È cinque volte più contagiosa. Ma, almeno secondo i primi timidi dati – e quindi con il dovuto beneficio del dubbio – sembrerebbe avere dei sintomi più lievi e portare a una malattia in forma meno grave. È Omicron, la variante di Coronavirus la cui avanzata è sempre più rapida ed esponenziale. «È chiaro al momento che se ci soffermiamo su aree con alto tasso di contagi Omicron, ma anche a livello nazionale, vediamo un quadro in cui non dominano i classici sintomi Covid», spiega a Newsweek il professor Tim Spector, scienziato di riferimento dell’app ZOE COVID assai diffusa nel Regno Unito. Negli Stati Uniti i Centers for Disease Control and Prevention (CDC) hanno segnalato anche un aumento dei casi di influenza. Il rischio di confondere i sintomi, quindi, aumenta. E un tampone diventa determinante per stabilire la causa e distinguere il SARS-CoV-2 dai virus che possono causare altri virus stagionali.
Come spiegato dall’Istituto Superiore di Sanità in questi giorni la variante Omicron appare avere tempi di incubazione e raddoppio del numero dei soggetti infettati assai più alto a quelle precedenti. E secondo alcuni studi, dice il coordinatore del Cts Franco Locatelli ribadendo la necessità di «proteggerci», avrebbe una «contagiosità di 5 volte superiore alla Delta».
Secondo i dati raccolti a Londra nel periodo ottobre-dicembre, i sintomi della variante Omicron che sono stati riportati sull’apposita app sono mal di testa, naso che cola, starnuti, spossatezza. Ovvero elementi di quotidianità di influenze e raffreddori comuni, in grandi e piccoli, per tutto l’inverno. Secondo i CDC ci vogliono una decina di giorni per riprendersi in genere dalle malattie comuni da raffreddamento. Non però per chi è immunodepresso, ha asma e patologie respiratorie: lì il pericolo è quello di sviluppare malattie più gravi, come la polmonite.

* **Dati forniti**
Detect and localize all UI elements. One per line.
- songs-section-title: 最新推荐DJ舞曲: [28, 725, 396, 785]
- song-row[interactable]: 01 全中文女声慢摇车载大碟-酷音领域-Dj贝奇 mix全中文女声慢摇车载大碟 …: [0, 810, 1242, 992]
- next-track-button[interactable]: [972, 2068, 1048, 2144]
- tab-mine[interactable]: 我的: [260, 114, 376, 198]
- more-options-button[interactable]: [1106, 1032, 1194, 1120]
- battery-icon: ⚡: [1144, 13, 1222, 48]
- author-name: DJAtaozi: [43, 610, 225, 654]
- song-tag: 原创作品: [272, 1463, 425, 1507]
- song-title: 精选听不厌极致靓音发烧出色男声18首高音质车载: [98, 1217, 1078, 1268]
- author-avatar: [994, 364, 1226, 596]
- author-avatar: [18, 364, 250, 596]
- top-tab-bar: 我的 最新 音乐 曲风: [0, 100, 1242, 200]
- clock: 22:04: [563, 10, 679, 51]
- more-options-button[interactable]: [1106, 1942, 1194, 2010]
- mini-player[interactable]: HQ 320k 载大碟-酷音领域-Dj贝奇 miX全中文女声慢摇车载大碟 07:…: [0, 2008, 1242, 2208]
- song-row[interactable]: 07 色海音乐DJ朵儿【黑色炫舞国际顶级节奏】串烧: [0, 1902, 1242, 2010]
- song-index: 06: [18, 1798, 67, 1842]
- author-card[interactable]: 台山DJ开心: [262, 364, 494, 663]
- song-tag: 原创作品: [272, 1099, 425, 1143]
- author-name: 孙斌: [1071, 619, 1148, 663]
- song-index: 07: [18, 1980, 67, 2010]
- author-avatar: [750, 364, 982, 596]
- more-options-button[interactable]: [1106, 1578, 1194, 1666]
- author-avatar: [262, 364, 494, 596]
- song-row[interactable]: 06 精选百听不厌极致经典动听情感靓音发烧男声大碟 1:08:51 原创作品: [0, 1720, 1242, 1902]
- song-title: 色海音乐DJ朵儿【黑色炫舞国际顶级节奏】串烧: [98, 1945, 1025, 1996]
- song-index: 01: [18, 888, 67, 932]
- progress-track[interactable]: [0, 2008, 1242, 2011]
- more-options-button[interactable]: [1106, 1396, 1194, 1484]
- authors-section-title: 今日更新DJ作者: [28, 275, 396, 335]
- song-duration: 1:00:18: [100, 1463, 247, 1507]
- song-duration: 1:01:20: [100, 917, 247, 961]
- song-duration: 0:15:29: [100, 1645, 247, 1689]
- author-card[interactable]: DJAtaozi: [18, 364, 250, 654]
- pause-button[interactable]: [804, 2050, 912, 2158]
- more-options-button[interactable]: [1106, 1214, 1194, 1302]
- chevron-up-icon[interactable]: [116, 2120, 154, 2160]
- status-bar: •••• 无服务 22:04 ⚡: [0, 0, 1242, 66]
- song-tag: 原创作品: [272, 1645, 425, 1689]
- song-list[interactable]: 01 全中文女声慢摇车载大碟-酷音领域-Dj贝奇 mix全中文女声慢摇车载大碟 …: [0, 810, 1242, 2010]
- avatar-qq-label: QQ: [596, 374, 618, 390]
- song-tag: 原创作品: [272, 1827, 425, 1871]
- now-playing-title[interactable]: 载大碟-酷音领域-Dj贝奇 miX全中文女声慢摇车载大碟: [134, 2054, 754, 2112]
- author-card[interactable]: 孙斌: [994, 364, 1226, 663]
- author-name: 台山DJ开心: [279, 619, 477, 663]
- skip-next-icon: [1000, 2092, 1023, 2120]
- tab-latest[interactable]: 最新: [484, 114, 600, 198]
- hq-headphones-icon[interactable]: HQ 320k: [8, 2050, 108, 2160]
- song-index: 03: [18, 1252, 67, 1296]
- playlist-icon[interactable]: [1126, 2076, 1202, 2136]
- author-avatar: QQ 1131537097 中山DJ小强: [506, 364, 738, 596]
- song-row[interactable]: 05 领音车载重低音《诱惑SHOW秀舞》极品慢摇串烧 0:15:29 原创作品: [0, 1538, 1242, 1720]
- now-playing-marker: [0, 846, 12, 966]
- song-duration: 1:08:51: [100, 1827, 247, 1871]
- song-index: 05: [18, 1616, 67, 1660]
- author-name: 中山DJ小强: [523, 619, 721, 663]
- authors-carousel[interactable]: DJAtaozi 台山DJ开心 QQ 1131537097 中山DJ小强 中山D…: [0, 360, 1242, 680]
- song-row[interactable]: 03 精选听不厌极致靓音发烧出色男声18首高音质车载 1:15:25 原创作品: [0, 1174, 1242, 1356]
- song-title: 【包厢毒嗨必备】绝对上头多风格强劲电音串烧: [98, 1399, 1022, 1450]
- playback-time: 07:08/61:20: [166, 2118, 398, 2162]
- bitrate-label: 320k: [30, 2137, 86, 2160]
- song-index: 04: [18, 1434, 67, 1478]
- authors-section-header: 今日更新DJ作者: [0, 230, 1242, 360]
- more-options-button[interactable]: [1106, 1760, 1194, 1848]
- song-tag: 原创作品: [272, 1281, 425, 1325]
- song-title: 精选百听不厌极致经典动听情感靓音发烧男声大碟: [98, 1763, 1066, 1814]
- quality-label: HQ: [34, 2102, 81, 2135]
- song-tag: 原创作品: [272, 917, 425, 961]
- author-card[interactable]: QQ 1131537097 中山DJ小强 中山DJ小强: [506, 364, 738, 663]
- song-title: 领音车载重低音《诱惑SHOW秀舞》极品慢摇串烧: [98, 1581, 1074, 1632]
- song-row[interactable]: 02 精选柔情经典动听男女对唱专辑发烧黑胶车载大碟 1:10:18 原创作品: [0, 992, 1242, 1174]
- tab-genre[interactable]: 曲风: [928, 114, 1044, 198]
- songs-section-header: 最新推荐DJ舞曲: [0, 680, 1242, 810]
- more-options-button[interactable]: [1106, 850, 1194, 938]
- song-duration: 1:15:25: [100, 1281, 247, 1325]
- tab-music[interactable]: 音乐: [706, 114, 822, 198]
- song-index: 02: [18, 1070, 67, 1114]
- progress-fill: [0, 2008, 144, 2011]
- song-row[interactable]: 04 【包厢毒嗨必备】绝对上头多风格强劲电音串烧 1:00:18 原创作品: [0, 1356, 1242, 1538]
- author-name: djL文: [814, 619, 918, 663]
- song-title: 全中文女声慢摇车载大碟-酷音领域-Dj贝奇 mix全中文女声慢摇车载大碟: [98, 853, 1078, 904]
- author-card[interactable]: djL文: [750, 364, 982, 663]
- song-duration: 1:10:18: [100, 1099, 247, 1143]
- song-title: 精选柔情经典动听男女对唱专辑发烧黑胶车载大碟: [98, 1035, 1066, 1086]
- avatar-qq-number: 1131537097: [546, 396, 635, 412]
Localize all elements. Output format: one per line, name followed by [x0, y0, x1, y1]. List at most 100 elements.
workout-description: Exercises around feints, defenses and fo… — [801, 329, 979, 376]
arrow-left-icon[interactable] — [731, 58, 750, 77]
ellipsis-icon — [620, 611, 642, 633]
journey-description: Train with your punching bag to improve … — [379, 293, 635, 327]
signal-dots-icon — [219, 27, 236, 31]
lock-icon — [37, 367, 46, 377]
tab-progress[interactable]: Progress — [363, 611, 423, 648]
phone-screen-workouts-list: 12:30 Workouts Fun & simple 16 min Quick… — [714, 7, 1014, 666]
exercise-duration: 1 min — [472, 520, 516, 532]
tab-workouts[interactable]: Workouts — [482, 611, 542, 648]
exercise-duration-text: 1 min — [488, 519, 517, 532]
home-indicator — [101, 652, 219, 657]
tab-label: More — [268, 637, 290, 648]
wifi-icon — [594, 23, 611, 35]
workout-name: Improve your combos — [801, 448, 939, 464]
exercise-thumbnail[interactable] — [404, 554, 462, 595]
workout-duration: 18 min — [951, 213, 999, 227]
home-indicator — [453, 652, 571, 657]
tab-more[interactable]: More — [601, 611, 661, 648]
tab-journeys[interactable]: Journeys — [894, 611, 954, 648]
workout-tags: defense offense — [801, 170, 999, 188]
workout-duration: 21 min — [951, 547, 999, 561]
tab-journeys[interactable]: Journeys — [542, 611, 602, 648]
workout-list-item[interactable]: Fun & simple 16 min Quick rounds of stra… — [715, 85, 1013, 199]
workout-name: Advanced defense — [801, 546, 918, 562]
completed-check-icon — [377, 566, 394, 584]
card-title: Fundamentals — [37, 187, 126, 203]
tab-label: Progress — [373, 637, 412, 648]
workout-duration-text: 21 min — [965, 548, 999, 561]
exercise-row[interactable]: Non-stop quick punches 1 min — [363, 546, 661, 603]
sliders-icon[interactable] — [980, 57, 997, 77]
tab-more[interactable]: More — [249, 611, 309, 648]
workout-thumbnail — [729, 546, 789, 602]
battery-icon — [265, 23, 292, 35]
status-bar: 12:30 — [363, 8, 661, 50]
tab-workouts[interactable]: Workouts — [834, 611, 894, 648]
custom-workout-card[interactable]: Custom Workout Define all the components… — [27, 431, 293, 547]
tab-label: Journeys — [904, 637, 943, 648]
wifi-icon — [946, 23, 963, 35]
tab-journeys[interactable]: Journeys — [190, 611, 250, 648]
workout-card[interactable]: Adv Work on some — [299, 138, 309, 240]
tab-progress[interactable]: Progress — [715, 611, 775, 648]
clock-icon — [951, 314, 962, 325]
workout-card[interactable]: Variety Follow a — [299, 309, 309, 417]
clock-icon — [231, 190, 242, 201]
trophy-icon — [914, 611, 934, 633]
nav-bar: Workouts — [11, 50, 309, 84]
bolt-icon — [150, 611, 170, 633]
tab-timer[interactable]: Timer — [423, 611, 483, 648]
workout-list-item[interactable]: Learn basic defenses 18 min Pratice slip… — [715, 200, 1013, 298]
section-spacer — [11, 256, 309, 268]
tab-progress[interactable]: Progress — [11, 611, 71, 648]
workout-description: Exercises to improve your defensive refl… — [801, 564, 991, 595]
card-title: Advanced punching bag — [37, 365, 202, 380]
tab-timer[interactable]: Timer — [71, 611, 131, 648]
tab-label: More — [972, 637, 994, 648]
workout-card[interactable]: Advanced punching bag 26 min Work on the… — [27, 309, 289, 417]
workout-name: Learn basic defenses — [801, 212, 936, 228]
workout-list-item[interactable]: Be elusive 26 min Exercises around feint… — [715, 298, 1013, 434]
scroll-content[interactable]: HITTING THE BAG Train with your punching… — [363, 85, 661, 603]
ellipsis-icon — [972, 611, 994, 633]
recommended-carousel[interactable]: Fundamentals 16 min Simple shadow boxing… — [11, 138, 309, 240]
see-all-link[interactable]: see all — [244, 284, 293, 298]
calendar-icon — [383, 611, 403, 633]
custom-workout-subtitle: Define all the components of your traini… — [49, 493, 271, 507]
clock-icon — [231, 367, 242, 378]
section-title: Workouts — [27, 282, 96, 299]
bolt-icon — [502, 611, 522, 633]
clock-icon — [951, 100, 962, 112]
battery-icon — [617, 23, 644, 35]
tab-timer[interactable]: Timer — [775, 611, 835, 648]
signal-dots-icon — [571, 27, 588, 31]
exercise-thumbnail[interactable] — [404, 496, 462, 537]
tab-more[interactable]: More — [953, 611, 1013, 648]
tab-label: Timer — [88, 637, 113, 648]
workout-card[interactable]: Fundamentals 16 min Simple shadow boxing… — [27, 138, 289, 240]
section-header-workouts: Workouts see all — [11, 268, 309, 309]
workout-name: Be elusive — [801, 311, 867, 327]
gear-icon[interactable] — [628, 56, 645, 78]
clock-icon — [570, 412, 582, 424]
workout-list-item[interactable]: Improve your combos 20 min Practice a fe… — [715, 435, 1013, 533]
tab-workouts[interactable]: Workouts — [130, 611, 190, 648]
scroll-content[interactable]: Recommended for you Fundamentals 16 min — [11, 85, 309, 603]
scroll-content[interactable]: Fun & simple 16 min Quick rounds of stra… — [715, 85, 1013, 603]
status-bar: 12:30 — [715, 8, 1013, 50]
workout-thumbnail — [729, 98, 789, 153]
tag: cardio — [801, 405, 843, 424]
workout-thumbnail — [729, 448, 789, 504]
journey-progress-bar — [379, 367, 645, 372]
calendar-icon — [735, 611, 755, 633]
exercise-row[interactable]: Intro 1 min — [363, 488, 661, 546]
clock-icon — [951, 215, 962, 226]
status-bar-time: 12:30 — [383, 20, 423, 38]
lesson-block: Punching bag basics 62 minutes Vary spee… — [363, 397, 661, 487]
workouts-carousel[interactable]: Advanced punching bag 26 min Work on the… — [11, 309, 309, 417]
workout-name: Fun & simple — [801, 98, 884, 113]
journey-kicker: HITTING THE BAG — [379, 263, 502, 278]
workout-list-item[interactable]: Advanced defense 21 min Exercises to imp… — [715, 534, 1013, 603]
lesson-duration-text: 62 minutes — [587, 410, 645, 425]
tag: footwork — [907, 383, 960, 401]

* **Compito assegnato 1**
Trascrivi dal testo sulla variante Omicron il passo da «Secondo i dati» a «come la polmonite.».
* **Compito assegnato 2**
Nel testo sulla variante Omicron, quanto tempo serve in genere, secondo i CDC, per riprendersi dalle malattie comuni da raffreddamento?
* **Compito assegnato 3**
Prosegui il testo sulla variante Omicron dopo l'ultima frase riportata.

* **Risposta 1**
Secondo i dati raccolti a Londra nel periodo ottobre-dicembre, i sintomi della variante Omicron che sono stati riportati sull’apposita app sono mal di testa, naso che cola, starnuti, spossatezza. Ovvero elementi di quotidianità di influenze e raffreddori comuni, in grandi e piccoli, per tutto l’inverno. Secondo i CDC ci vogliono una decina di giorni per riprendersi in genere dalle malattie comuni da raffreddamento. Non però per chi è immunodepresso, ha asma e patologie respiratorie: lì il pericolo è quello di sviluppare malattie più gravi, come la polmonite.

* **Risposta 2**
Una decina di giorni.

* **Risposta 3**
Anche uno studio condotto in Inghilterra dall’Imperial College nelle prime due settimane di dicembre confermerebbe che Omicron porta sintomi meno gravi della variante Delta. I numeri, si spiega, variano a seconda dei criteri di inclusione usati per i ricoveri: ci sarebbe un rischio più basso del 40-45% in caso di ricoveri di uno o più giorni, e tra il 15 e il 25% nei casi generici di arrivo in ospedale. Il minor rischio ospedalizzazione però va, nel quadro generale. Bilanciato con il pericolo più elevato di contagio causato dalla variante in sé. E dalla minore copertura data dalla vaccinazione. Il pericolo di finire in ospedale con Omicron per chi è già stato contagiato da altra variante Covid e che ha quindi un’immunità naturale al virus scende della metà. Quello di ospedalizzazioni lunghe del 61%.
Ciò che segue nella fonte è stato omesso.